Stated problem:
Say how many lines hold the string "into", and nothing more.

Record set:
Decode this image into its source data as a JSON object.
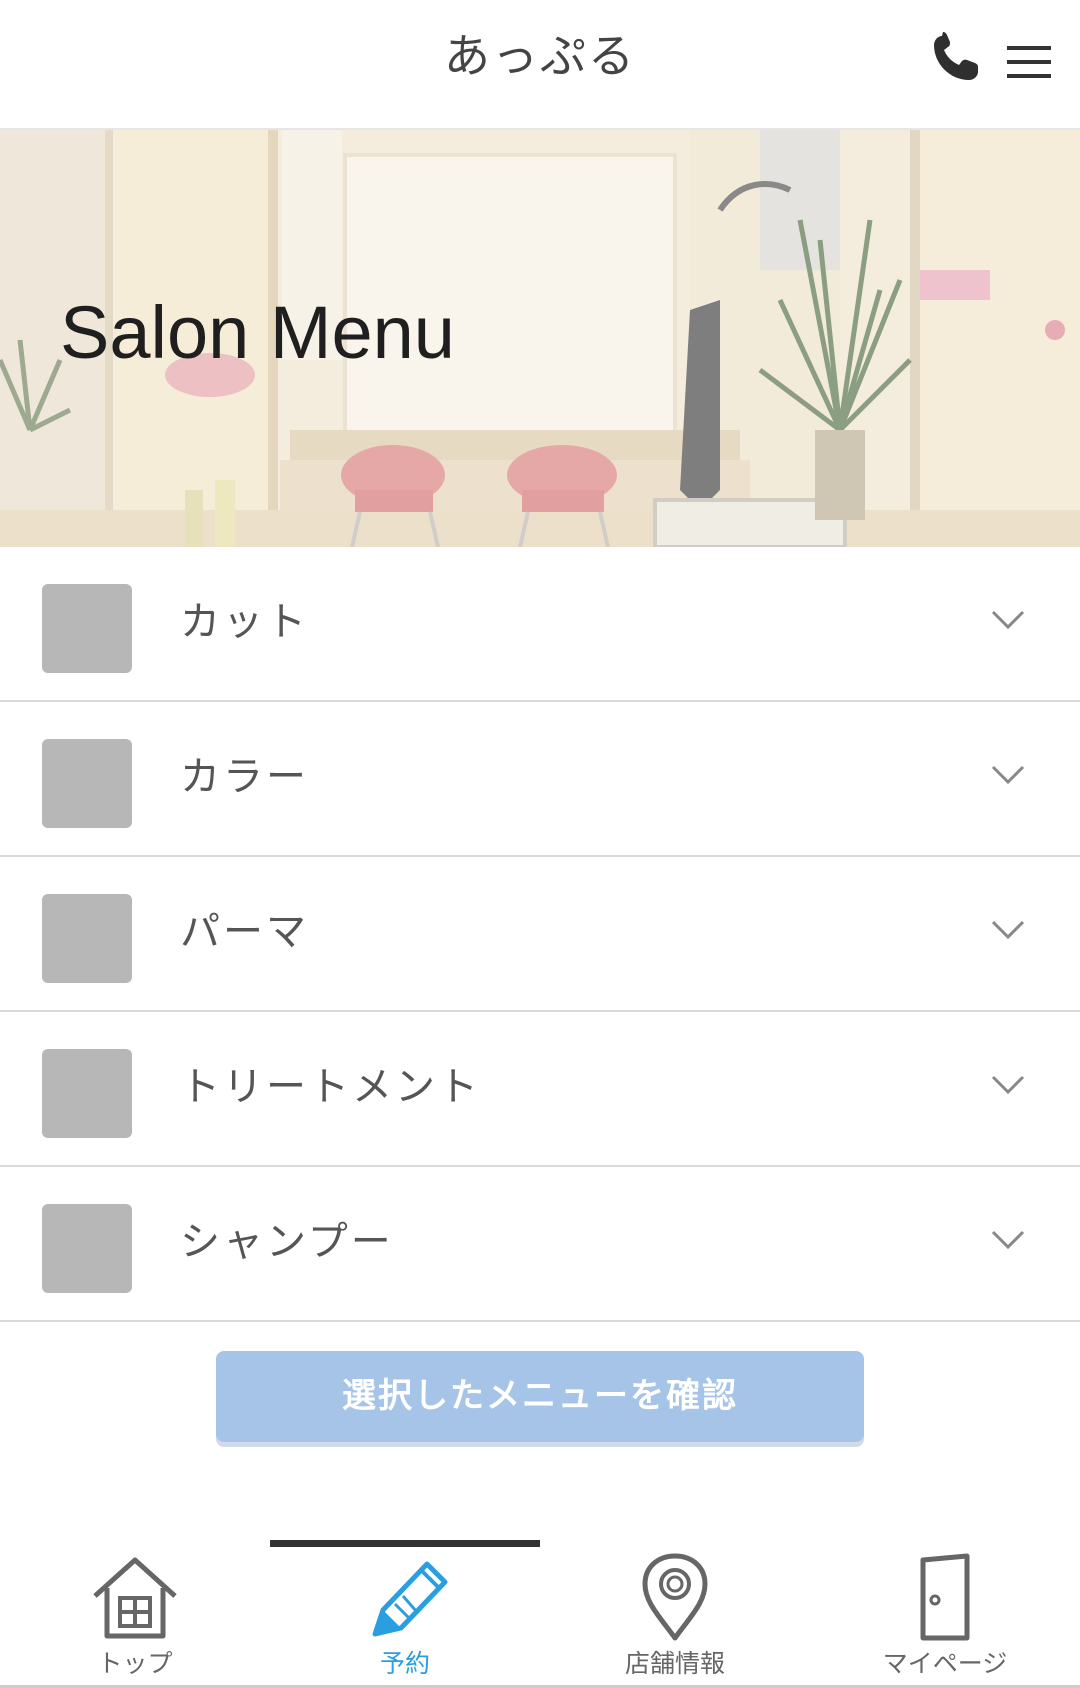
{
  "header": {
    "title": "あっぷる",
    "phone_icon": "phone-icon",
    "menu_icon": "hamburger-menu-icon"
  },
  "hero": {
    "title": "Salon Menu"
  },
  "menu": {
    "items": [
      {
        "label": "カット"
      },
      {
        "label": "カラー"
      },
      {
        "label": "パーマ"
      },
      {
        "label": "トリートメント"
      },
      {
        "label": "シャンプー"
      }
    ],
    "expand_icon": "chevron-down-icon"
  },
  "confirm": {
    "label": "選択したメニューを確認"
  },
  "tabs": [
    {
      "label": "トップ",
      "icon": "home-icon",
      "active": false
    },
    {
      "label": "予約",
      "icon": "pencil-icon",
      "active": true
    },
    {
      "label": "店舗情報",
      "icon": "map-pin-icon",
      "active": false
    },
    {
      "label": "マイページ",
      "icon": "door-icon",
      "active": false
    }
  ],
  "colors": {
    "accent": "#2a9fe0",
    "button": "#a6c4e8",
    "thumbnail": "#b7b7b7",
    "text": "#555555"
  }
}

---

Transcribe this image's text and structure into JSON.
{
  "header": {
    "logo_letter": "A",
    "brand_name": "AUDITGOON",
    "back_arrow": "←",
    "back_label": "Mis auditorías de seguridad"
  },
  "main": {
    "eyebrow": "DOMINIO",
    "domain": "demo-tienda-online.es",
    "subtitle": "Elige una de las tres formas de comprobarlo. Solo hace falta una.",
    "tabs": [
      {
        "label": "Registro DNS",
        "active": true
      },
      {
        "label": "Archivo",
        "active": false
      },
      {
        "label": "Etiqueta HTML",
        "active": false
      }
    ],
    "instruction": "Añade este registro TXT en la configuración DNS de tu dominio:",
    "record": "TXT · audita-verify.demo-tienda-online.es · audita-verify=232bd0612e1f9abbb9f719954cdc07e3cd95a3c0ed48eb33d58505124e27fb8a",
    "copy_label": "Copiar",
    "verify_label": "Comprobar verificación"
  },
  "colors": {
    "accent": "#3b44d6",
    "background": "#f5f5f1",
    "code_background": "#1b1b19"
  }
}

Worked solution:
2